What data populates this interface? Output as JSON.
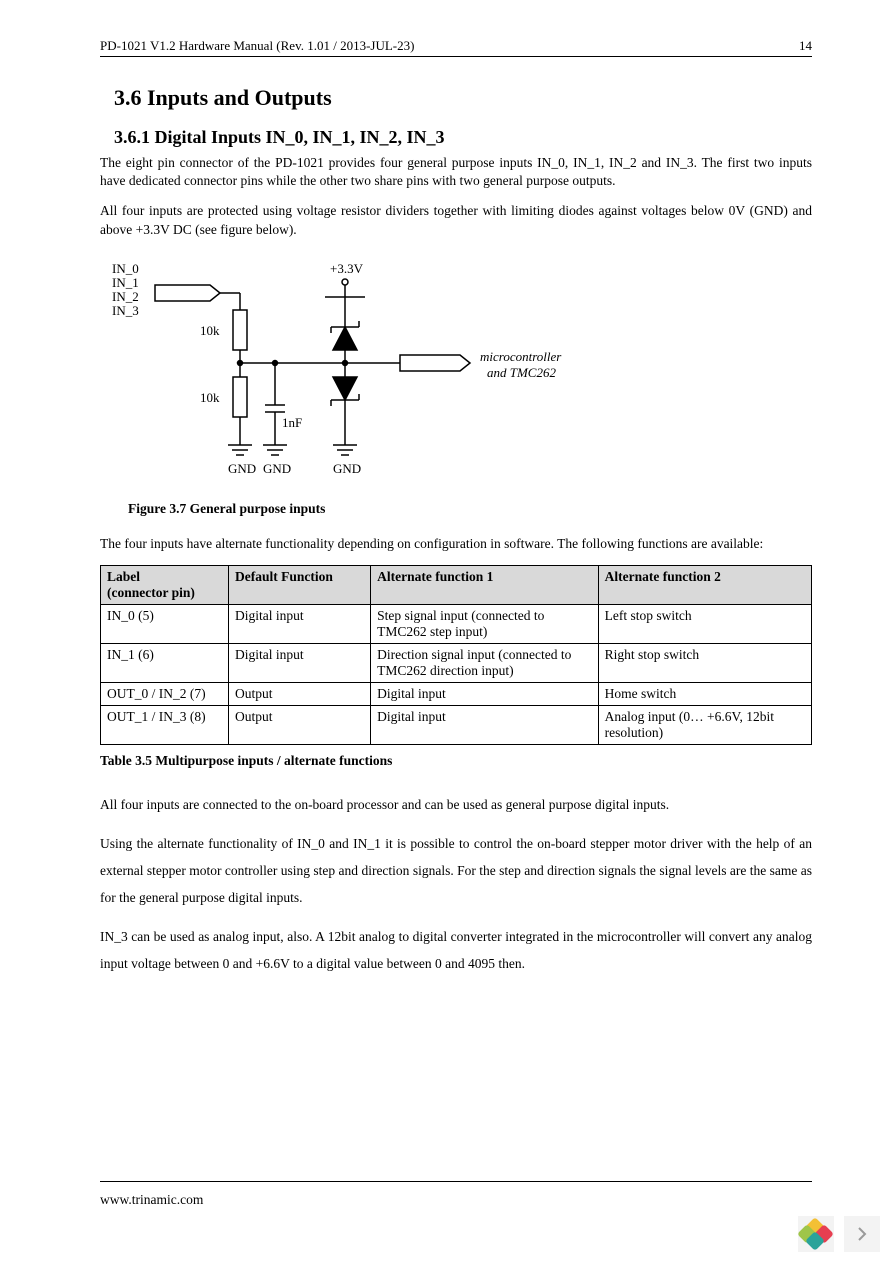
{
  "header": {
    "left": "PD-1021 V1.2 Hardware Manual (Rev. 1.01 / 2013-JUL-23)",
    "page": "14"
  },
  "section": {
    "number_title": "3.6  Inputs and Outputs",
    "sub_number_title": "3.6.1  Digital Inputs IN_0, IN_1, IN_2, IN_3"
  },
  "para1": "The eight pin connector of the PD-1021 provides four general purpose inputs IN_0, IN_1, IN_2 and IN_3. The first two inputs have dedicated connector pins while the other two share pins with two general purpose outputs.",
  "para2": "All four inputs are protected using voltage resistor dividers together with limiting diodes against voltages below 0V (GND) and above +3.3V DC (see figure below).",
  "circuit": {
    "in_labels": [
      "IN_0",
      "IN_1",
      "IN_2",
      "IN_3"
    ],
    "r_value": "10k",
    "cap_value": "1nF",
    "vcc": "+3.3V",
    "gnd": "GND",
    "out_label1": "microcontroller",
    "out_label2": "and TMC262",
    "stroke": "#000000",
    "linewidth": 1.5
  },
  "figure_caption": "Figure 3.7 General purpose inputs",
  "para3": "The four inputs have alternate functionality depending on configuration in software. The following functions are available:",
  "table": {
    "headers": [
      "Label (connector pin)",
      "Default Function",
      "Alternate function 1",
      "Alternate function 2"
    ],
    "header_bg": "#d9d9d9",
    "rows": [
      [
        "IN_0 (5)",
        "Digital input",
        "Step signal input (connected to TMC262 step input)",
        "Left stop switch"
      ],
      [
        "IN_1 (6)",
        "Digital input",
        "Direction signal input (connected to TMC262 direction input)",
        "Right stop switch"
      ],
      [
        "OUT_0 / IN_2 (7)",
        "Output",
        "Digital input",
        "Home switch"
      ],
      [
        "OUT_1 / IN_3 (8)",
        "Output",
        "Digital input",
        "Analog input (0… +6.6V, 12bit resolution)"
      ]
    ]
  },
  "table_caption": "Table 3.5 Multipurpose inputs / alternate functions",
  "para4": "All four inputs are connected to the on-board processor and can be used as general purpose digital inputs.",
  "para5": "Using the alternate  functionality of  IN_0 and IN_1 it is possible to control the  on-board stepper  motor driver with the help of an external stepper motor controller using step and direction signals. For the step and direction signals the signal levels are the same as for the general purpose digital inputs.",
  "para6": "IN_3 can be used as analog input, also. A 12bit analog to digital converter integrated in the microcontroller will convert any analog input voltage between 0 and +6.6V to a digital value between 0 and 4095 then.",
  "footer": "www.trinamic.com",
  "nav_colors": {
    "p_green": "#9fc549",
    "p_yellow": "#f3c034",
    "p_red": "#e73f51",
    "p_teal": "#2aa39a",
    "chevron": "#9a9a9a",
    "btn_bg": "#f3f3f3"
  }
}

··········

Restate each line of the records exactly; pictures do not belong in the copy.

• **ANSWER**:
What data populates this interface? Output as JSON.
{
  "header": {
    "left": "PD-1021 V1.2 Hardware Manual (Rev. 1.01 / 2013-JUL-23)",
    "page": "14"
  },
  "section": {
    "number_title": "3.6  Inputs and Outputs",
    "sub_number_title": "3.6.1  Digital Inputs IN_0, IN_1, IN_2, IN_3"
  },
  "para1": "The eight pin connector of the PD-1021 provides four general purpose inputs IN_0, IN_1, IN_2 and IN_3. The first two inputs have dedicated connector pins while the other two share pins with two general purpose outputs.",
  "para2": "All four inputs are protected using voltage resistor dividers together with limiting diodes against voltages below 0V (GND) and above +3.3V DC (see figure below).",
  "circuit": {
    "in_labels": [
      "IN_0",
      "IN_1",
      "IN_2",
      "IN_3"
    ],
    "r_value": "10k",
    "cap_value": "1nF",
    "vcc": "+3.3V",
    "gnd": "GND",
    "out_label1": "microcontroller",
    "out_label2": "and TMC262",
    "stroke": "#000000",
    "linewidth": 1.5
  },
  "figure_caption": "Figure 3.7 General purpose inputs",
  "para3": "The four inputs have alternate functionality depending on configuration in software. The following functions are available:",
  "table": {
    "headers": [
      "Label (connector pin)",
      "Default Function",
      "Alternate function 1",
      "Alternate function 2"
    ],
    "header_bg": "#d9d9d9",
    "rows": [
      [
        "IN_0 (5)",
        "Digital input",
        "Step signal input (connected to TMC262 step input)",
        "Left stop switch"
      ],
      [
        "IN_1 (6)",
        "Digital input",
        "Direction signal input (connected to TMC262 direction input)",
        "Right stop switch"
      ],
      [
        "OUT_0 / IN_2 (7)",
        "Output",
        "Digital input",
        "Home switch"
      ],
      [
        "OUT_1 / IN_3 (8)",
        "Output",
        "Digital input",
        "Analog input (0… +6.6V, 12bit resolution)"
      ]
    ]
  },
  "table_caption": "Table 3.5 Multipurpose inputs / alternate functions",
  "para4": "All four inputs are connected to the on-board processor and can be used as general purpose digital inputs.",
  "para5": "Using the alternate  functionality of  IN_0 and IN_1 it is possible to control the  on-board stepper  motor driver with the help of an external stepper motor controller using step and direction signals. For the step and direction signals the signal levels are the same as for the general purpose digital inputs.",
  "para6": "IN_3 can be used as analog input, also. A 12bit analog to digital converter integrated in the microcontroller will convert any analog input voltage between 0 and +6.6V to a digital value between 0 and 4095 then.",
  "footer": "www.trinamic.com",
  "nav_colors": {
    "p_green": "#9fc549",
    "p_yellow": "#f3c034",
    "p_red": "#e73f51",
    "p_teal": "#2aa39a",
    "chevron": "#9a9a9a",
    "btn_bg": "#f3f3f3"
  }
}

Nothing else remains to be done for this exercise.